→ **Data listing**:
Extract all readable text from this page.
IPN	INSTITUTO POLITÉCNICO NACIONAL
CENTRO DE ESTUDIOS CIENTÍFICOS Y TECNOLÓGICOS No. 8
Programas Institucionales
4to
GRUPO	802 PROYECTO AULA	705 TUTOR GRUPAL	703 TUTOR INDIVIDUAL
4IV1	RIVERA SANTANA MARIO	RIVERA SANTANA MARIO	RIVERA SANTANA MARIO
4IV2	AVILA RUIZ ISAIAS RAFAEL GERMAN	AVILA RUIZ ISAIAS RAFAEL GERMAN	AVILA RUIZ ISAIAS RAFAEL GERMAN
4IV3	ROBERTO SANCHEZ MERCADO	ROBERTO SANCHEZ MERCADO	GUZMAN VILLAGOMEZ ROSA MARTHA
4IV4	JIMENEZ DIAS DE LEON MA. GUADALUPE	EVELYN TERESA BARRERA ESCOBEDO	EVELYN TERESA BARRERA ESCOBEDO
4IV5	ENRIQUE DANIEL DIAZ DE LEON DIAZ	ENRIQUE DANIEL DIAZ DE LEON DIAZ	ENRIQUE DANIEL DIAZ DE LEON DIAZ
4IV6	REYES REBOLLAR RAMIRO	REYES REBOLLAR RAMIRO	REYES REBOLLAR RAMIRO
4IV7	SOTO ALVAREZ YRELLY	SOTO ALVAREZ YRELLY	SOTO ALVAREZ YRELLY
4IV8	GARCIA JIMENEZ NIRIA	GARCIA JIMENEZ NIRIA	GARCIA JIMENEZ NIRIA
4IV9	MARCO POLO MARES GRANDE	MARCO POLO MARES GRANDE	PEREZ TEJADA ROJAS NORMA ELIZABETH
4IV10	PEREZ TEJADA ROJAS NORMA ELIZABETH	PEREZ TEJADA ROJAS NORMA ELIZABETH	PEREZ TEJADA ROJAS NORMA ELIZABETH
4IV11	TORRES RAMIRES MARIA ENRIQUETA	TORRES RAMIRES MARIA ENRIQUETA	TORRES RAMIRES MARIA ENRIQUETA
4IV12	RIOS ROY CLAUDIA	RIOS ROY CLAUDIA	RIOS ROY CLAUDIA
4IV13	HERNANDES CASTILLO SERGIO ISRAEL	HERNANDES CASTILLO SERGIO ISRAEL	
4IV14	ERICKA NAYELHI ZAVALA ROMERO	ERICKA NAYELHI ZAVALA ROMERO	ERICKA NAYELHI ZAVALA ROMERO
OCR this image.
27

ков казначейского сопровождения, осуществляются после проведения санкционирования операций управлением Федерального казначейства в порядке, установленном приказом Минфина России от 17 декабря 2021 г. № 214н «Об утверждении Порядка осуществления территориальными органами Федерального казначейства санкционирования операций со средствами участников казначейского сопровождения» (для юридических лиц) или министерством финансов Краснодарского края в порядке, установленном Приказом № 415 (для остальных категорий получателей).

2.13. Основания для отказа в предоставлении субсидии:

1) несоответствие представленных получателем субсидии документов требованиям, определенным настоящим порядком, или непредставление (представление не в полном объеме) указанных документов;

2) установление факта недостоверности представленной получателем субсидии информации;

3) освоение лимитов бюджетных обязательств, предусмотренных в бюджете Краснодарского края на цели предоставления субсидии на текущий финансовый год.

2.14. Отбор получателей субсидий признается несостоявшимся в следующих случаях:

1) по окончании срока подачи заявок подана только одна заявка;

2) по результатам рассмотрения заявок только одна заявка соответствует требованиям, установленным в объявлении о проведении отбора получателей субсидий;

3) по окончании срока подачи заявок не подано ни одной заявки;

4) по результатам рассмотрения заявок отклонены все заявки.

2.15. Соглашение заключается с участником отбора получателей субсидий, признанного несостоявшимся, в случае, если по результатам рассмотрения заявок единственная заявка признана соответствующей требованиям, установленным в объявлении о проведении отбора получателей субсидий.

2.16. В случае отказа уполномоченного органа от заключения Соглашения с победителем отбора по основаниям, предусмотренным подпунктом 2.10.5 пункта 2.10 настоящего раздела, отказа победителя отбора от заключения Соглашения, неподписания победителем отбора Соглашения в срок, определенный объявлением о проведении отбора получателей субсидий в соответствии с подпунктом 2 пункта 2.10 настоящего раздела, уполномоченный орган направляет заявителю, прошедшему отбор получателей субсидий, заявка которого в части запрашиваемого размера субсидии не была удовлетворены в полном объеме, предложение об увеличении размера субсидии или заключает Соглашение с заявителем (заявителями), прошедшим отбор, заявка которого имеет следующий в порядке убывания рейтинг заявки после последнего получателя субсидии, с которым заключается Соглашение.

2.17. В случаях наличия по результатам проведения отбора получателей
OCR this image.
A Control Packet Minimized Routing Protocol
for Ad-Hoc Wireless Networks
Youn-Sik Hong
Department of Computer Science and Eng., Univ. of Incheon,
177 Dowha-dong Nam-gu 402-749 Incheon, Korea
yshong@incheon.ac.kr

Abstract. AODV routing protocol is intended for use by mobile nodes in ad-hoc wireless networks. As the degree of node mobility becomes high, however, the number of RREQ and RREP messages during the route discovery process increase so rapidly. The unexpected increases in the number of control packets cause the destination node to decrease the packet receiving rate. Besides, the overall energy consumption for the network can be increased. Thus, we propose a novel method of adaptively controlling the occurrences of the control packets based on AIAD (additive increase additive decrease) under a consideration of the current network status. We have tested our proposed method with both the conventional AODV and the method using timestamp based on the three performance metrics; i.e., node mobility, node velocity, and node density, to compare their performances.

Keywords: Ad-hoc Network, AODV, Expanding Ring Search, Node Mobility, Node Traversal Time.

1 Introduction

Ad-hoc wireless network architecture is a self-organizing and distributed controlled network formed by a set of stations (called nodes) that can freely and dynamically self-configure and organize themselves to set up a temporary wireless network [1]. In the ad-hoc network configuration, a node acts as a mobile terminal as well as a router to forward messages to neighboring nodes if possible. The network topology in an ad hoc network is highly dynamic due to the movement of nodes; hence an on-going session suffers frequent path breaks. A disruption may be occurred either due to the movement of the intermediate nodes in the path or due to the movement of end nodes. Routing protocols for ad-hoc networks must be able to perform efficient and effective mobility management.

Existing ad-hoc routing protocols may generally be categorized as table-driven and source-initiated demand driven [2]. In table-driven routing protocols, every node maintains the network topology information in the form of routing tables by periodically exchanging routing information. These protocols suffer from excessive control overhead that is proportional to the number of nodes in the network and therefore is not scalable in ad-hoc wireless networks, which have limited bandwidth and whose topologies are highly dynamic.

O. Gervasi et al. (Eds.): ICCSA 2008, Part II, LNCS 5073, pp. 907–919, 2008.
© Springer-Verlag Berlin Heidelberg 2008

→ **Exercise requirements**:
Every record above should be output exactly.

→ **Result**:
Extract all readable text from this page.
IPN	INSTITUTO POLITÉCNICO NACIONAL
CENTRO DE ESTUDIOS CIENTÍFICOS Y TECNOLÓGICOS No. 8
Programas Institucionales
4to
GRUPO	802 PROYECTO AULA	705 TUTOR GRUPAL	703 TUTOR INDIVIDUAL
4IV1	RIVERA SANTANA MARIO	RIVERA SANTANA MARIO	RIVERA SANTANA MARIO
4IV2	AVILA RUIZ ISAIAS RAFAEL GERMAN	AVILA RUIZ ISAIAS RAFAEL GERMAN	AVILA RUIZ ISAIAS RAFAEL GERMAN
4IV3	ROBERTO SANCHEZ MERCADO	ROBERTO SANCHEZ MERCADO	GUZMAN VILLAGOMEZ ROSA MARTHA
4IV4	JIMENEZ DIAS DE LEON MA. GUADALUPE	EVELYN TERESA BARRERA ESCOBEDO	EVELYN TERESA BARRERA ESCOBEDO
4IV5	ENRIQUE DANIEL DIAZ DE LEON DIAZ	ENRIQUE DANIEL DIAZ DE LEON DIAZ	ENRIQUE DANIEL DIAZ DE LEON DIAZ
4IV6	REYES REBOLLAR RAMIRO	REYES REBOLLAR RAMIRO	REYES REBOLLAR RAMIRO
4IV7	SOTO ALVAREZ YRELLY	SOTO ALVAREZ YRELLY	SOTO ALVAREZ YRELLY
4IV8	GARCIA JIMENEZ NIRIA	GARCIA JIMENEZ NIRIA	GARCIA JIMENEZ NIRIA
4IV9	MARCO POLO MARES GRANDE	MARCO POLO MARES GRANDE	PEREZ TEJADA ROJAS NORMA ELIZABETH
4IV10	PEREZ TEJADA ROJAS NORMA ELIZABETH	PEREZ TEJADA ROJAS NORMA ELIZABETH	PEREZ TEJADA ROJAS NORMA ELIZABETH
4IV11	TORRES RAMIRES MARIA ENRIQUETA	TORRES RAMIRES MARIA ENRIQUETA	TORRES RAMIRES MARIA ENRIQUETA
4IV12	RIOS ROY CLAUDIA	RIOS ROY CLAUDIA	RIOS ROY CLAUDIA
4IV13	HERNANDES CASTILLO SERGIO ISRAEL	HERNANDES CASTILLO SERGIO ISRAEL	
4IV14	ERICKA NAYELHI ZAVALA ROMERO	ERICKA NAYELHI ZAVALA ROMERO	ERICKA NAYELHI ZAVALA ROMERO
OCR this image.
27

ков казначейского сопровождения, осуществляются после проведения санкционирования операций управлением Федерального казначейства в порядке, установленном приказом Минфина России от 17 декабря 2021 г. № 214н «Об утверждении Порядка осуществления территориальными органами Федерального казначейства санкционирования операций со средствами участников казначейского сопровождения» (для юридических лиц) или министерством финансов Краснодарского края в порядке, установленном Приказом № 415 (для остальных категорий получателей).

2.13. Основания для отказа в предоставлении субсидии:

1) несоответствие представленных получателем субсидии документов требованиям, определенным настоящим порядком, или непредставление (представление не в полном объеме) указанных документов;

2) установление факта недостоверности представленной получателем субсидии информации;

3) освоение лимитов бюджетных обязательств, предусмотренных в бюджете Краснодарского края на цели предоставления субсидии на текущий финансовый год.

2.14. Отбор получателей субсидий признается несостоявшимся в следующих случаях:

1) по окончании срока подачи заявок подана только одна заявка;

2) по результатам рассмотрения заявок только одна заявка соответствует требованиям, установленным в объявлении о проведении отбора получателей субсидий;

3) по окончании срока подачи заявок не подано ни одной заявки;

4) по результатам рассмотрения заявок отклонены все заявки.

2.15. Соглашение заключается с участником отбора получателей субсидий, признанного несостоявшимся, в случае, если по результатам рассмотрения заявок единственная заявка признана соответствующей требованиям, установленным в объявлении о проведении отбора получателей субсидий.

2.16. В случае отказа уполномоченного органа от заключения Соглашения с победителем отбора по основаниям, предусмотренным подпунктом 2.10.5 пункта 2.10 настоящего раздела, отказа победителя отбора от заключения Соглашения, неподписания победителем отбора Соглашения в срок, определенный объявлением о проведении отбора получателей субсидий в соответствии с подпунктом 2 пункта 2.10 настоящего раздела, уполномоченный орган направляет заявителю, прошедшему отбор получателей субсидий, заявка которого в части запрашиваемого размера субсидии не была удовлетворены в полном объеме, предложение об увеличении размера субсидии или заключает Соглашение с заявителем (заявителями), прошедшим отбор, заявка которого имеет следующий в порядке убывания рейтинг заявки после последнего получателя субсидии, с которым заключается Соглашение.

2.17. В случаях наличия по результатам проведения отбора получателей
OCR this image.
A Control Packet Minimized Routing Protocol
for Ad-Hoc Wireless Networks
Youn-Sik Hong
Department of Computer Science and Eng., Univ. of Incheon,
177 Dowha-dong Nam-gu 402-749 Incheon, Korea
yshong@incheon.ac.kr

Abstract. AODV routing protocol is intended for use by mobile nodes in ad-hoc wireless networks. As the degree of node mobility becomes high, however, the number of RREQ and RREP messages during the route discovery process increase so rapidly. The unexpected increases in the number of control packets cause the destination node to decrease the packet receiving rate. Besides, the overall energy consumption for the network can be increased. Thus, we propose a novel method of adaptively controlling the occurrences of the control packets based on AIAD (additive increase additive decrease) under a consideration of the current network status. We have tested our proposed method with both the conventional AODV and the method using timestamp based on the three performance metrics; i.e., node mobility, node velocity, and node density, to compare their performances.

Keywords: Ad-hoc Network, AODV, Expanding Ring Search, Node Mobility, Node Traversal Time.

1 Introduction

Ad-hoc wireless network architecture is a self-organizing and distributed controlled network formed by a set of stations (called nodes) that can freely and dynamically self-configure and organize themselves to set up a temporary wireless network [1]. In the ad-hoc network configuration, a node acts as a mobile terminal as well as a router to forward messages to neighboring nodes if possible. The network topology in an ad hoc network is highly dynamic due to the movement of nodes; hence an on-going session suffers frequent path breaks. A disruption may be occurred either due to the movement of the intermediate nodes in the path or due to the movement of end nodes. Routing protocols for ad-hoc networks must be able to perform efficient and effective mobility management.

Existing ad-hoc routing protocols may generally be categorized as table-driven and source-initiated demand driven [2]. In table-driven routing protocols, every node maintains the network topology information in the form of routing tables by periodically exchanging routing information. These protocols suffer from excessive control overhead that is proportional to the number of nodes in the network and therefore is not scalable in ad-hoc wireless networks, which have limited bandwidth and whose topologies are highly dynamic.

O. Gervasi et al. (Eds.): ICCSA 2008, Part II, LNCS 5073, pp. 907–919, 2008.
© Springer-Verlag Berlin Heidelberg 2008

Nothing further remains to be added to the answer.